TASK PROMPT: Reproduce word for word the lines of the items below, from the line containing "List all visible" through the line containing "bookmark-item[interactable]: youtube Music", both included.

RECORDS SHOWN:
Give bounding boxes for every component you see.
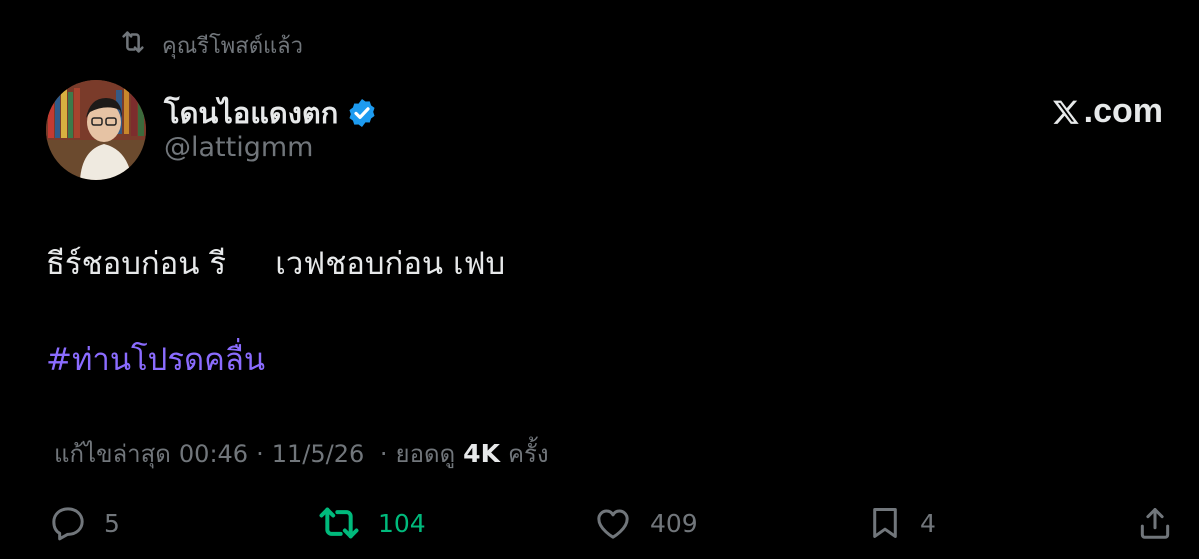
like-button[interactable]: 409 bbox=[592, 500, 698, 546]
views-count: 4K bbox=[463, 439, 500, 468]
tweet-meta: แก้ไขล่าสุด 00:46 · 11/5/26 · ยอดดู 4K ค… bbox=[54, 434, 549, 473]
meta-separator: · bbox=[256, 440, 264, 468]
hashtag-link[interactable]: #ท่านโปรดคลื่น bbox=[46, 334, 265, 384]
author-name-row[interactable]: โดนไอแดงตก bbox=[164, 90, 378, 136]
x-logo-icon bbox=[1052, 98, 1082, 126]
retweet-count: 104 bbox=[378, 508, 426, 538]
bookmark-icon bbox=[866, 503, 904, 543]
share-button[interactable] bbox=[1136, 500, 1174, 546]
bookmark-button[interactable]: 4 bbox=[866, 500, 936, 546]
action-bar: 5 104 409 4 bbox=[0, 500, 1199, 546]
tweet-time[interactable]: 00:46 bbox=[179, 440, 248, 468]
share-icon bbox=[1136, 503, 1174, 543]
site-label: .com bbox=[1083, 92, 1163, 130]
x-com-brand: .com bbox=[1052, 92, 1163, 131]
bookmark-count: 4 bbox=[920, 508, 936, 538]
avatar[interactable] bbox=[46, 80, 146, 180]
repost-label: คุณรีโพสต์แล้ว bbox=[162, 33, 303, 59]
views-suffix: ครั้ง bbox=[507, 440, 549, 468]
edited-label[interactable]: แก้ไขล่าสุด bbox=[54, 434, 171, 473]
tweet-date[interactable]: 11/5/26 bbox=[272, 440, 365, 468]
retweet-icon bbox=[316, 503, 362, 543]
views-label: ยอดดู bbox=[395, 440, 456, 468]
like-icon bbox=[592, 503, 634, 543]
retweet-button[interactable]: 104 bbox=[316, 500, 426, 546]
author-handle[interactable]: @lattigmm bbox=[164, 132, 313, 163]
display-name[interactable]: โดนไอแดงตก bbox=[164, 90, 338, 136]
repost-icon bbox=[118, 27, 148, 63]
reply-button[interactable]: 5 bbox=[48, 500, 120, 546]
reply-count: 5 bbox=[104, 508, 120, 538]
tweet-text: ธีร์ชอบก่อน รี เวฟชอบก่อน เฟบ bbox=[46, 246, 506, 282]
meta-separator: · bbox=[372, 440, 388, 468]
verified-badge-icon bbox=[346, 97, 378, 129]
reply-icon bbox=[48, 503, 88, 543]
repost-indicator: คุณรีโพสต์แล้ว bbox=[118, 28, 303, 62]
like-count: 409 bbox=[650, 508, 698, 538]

---

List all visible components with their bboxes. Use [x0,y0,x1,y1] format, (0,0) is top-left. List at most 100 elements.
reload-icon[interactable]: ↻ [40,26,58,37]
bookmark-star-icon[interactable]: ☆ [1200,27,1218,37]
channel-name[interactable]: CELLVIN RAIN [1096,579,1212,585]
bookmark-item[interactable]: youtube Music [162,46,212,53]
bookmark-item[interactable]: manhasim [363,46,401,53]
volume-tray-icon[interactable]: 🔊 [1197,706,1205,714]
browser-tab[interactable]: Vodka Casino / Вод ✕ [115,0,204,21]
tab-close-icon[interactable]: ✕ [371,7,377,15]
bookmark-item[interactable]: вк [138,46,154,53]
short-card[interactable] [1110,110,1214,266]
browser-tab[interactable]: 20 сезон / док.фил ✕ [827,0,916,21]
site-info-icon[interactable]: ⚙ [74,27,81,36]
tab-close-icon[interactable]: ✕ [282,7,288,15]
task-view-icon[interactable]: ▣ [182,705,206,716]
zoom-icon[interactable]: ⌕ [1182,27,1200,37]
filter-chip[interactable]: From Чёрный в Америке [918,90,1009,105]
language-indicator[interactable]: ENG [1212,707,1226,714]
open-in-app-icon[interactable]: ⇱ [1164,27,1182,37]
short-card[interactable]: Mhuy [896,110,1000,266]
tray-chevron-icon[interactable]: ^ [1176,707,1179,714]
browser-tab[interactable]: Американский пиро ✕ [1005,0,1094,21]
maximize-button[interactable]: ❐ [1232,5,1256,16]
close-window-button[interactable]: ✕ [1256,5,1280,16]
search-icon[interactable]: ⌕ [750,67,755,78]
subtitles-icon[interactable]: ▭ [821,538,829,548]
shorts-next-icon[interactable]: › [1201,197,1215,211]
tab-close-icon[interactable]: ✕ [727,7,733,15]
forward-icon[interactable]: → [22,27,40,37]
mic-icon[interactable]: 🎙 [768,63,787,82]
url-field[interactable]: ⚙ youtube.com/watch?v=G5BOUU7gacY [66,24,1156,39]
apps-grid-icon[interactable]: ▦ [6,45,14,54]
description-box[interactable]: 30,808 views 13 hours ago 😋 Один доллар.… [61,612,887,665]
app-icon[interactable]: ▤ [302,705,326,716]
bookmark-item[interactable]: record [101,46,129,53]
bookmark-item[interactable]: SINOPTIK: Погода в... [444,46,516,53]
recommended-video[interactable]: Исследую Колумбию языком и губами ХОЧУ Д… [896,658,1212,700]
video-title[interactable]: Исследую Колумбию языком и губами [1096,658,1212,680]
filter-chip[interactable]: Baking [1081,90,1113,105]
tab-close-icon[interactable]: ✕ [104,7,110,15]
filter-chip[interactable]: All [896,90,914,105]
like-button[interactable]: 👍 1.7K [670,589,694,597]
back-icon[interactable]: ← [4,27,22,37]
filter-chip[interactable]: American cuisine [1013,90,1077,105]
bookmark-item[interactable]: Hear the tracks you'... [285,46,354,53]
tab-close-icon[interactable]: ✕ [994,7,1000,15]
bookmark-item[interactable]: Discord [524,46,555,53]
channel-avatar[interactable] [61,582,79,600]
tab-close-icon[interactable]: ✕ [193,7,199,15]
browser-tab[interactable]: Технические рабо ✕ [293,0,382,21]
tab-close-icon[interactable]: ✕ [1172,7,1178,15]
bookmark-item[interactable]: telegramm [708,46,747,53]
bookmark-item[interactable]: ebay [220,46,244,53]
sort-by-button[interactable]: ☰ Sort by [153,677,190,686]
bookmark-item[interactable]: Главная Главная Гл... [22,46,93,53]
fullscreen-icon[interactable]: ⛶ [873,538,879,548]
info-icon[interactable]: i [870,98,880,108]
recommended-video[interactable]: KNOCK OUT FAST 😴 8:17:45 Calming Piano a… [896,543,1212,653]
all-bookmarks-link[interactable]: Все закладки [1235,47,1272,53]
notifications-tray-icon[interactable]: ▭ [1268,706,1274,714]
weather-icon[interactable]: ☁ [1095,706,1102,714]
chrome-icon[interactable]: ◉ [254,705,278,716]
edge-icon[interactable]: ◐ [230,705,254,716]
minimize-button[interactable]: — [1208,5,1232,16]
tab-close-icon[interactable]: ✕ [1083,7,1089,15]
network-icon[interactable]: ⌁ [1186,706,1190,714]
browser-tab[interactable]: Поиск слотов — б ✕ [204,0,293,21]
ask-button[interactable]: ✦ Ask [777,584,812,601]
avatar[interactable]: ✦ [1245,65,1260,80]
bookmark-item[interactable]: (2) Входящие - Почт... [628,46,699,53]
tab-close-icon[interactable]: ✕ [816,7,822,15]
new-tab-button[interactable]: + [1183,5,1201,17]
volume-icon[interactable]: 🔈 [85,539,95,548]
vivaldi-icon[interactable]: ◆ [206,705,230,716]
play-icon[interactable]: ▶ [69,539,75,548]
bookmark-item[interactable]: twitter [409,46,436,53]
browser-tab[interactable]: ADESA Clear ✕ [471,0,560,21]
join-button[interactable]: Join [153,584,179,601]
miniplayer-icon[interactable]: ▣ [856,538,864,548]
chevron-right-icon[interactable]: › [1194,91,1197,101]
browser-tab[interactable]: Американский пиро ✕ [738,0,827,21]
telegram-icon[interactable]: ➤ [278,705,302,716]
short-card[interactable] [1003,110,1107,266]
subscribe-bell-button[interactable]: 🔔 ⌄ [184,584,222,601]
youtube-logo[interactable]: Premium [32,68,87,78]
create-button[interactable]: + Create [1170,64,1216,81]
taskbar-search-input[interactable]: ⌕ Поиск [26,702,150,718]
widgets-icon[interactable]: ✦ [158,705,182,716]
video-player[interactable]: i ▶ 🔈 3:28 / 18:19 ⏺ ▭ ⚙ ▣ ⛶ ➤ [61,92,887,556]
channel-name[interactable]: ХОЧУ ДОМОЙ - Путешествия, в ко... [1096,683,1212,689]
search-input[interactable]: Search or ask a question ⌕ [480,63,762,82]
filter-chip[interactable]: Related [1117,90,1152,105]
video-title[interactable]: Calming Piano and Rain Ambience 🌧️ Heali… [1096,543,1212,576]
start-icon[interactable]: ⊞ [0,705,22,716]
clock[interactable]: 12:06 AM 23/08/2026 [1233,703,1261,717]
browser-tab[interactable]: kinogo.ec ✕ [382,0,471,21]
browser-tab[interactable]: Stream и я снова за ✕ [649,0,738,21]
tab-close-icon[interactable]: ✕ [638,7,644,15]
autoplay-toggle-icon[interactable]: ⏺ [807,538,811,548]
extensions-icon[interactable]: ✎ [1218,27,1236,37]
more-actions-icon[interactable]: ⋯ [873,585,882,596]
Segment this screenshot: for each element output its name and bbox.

REPLY:
List all visible components with their bboxes. Use [x0,y0,x1,y1] format, (0,0) is top-left. List at most 100 elements.
reload-icon[interactable]: ↻ [40,26,58,37]
bookmark-star-icon[interactable]: ☆ [1200,27,1218,37]
channel-name[interactable]: CELLVIN RAIN [1096,579,1212,585]
bookmark-item[interactable]: youtube Music [162,46,212,53]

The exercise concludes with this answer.